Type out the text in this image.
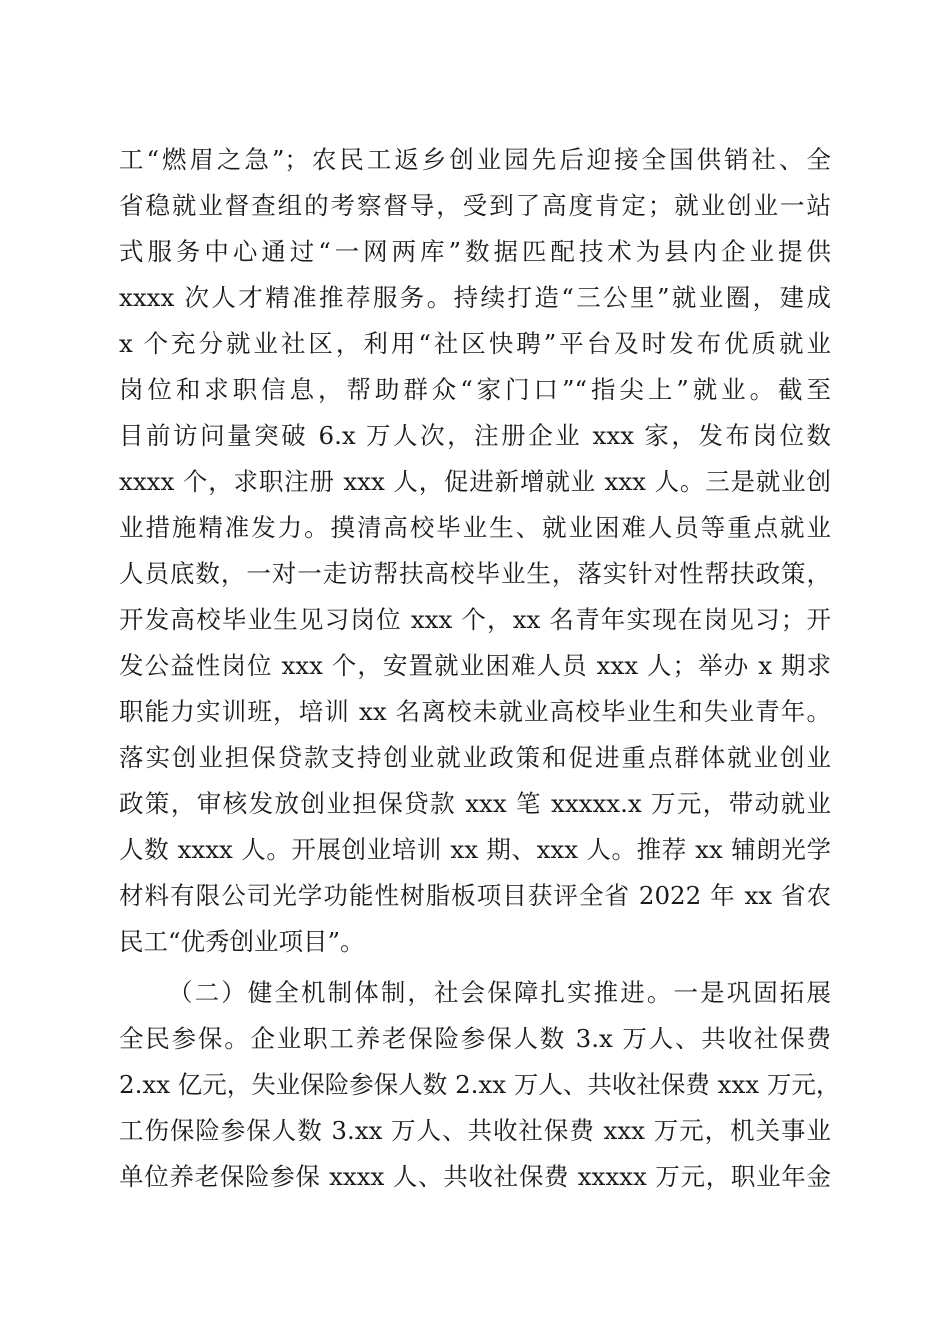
工“燃眉之急”；农民工返乡创业园先后迎接全国供销社、全
省稳就业督查组的考察督导，受到了高度肯定；就业创业一站
式服务中心通过“一网两库”数据匹配技术为县内企业提供
xxxx 次人才精准推荐服务。持续打造“三公里”就业圈，建成
x 个充分就业社区，利用“社区快聘”平台及时发布优质就业
岗位和求职信息，帮助群众“家门口”“指尖上”就业。截至
目前访问量突破 6.x 万人次，注册企业 xxx 家，发布岗位数
xxxx 个，求职注册 xxx 人，促进新增就业 xxx 人。三是就业创
业措施精准发力。摸清高校毕业生、就业困难人员等重点就业
人员底数，一对一走访帮扶高校毕业生，落实针对性帮扶政策，
开发高校毕业生见习岗位 xxx 个，xx 名青年实现在岗见习；开
发公益性岗位 xxx 个，安置就业困难人员 xxx 人；举办 x 期求
职能力实训班，培训 xx 名离校未就业高校毕业生和失业青年。
落实创业担保贷款支持创业就业政策和促进重点群体就业创业
政策，审核发放创业担保贷款 xxx 笔 xxxxx.x 万元，带动就业
人数 xxxx 人。开展创业培训 xx 期、xxx 人。推荐 xx 辅朗光学
材料有限公司光学功能性树脂板项目获评全省 2022 年 xx 省农
民工“优秀创业项目”。
（二）健全机制体制，社会保障扎实推进。一是巩固拓展
全民参保。企业职工养老保险参保人数 3.x 万人、共收社保费
2.xx 亿元，失业保险参保人数 2.xx 万人、共收社保费 xxx 万元，
工伤保险参保人数 3.xx 万人、共收社保费 xxx 万元，机关事业
单位养老保险参保 xxxx 人、共收社保费 xxxxx 万元，职业年金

GOAL OF THE EXERCISE —
Report how many lines include the word "共收社保费". Give nothing but the number.

FINISHED TASK —
4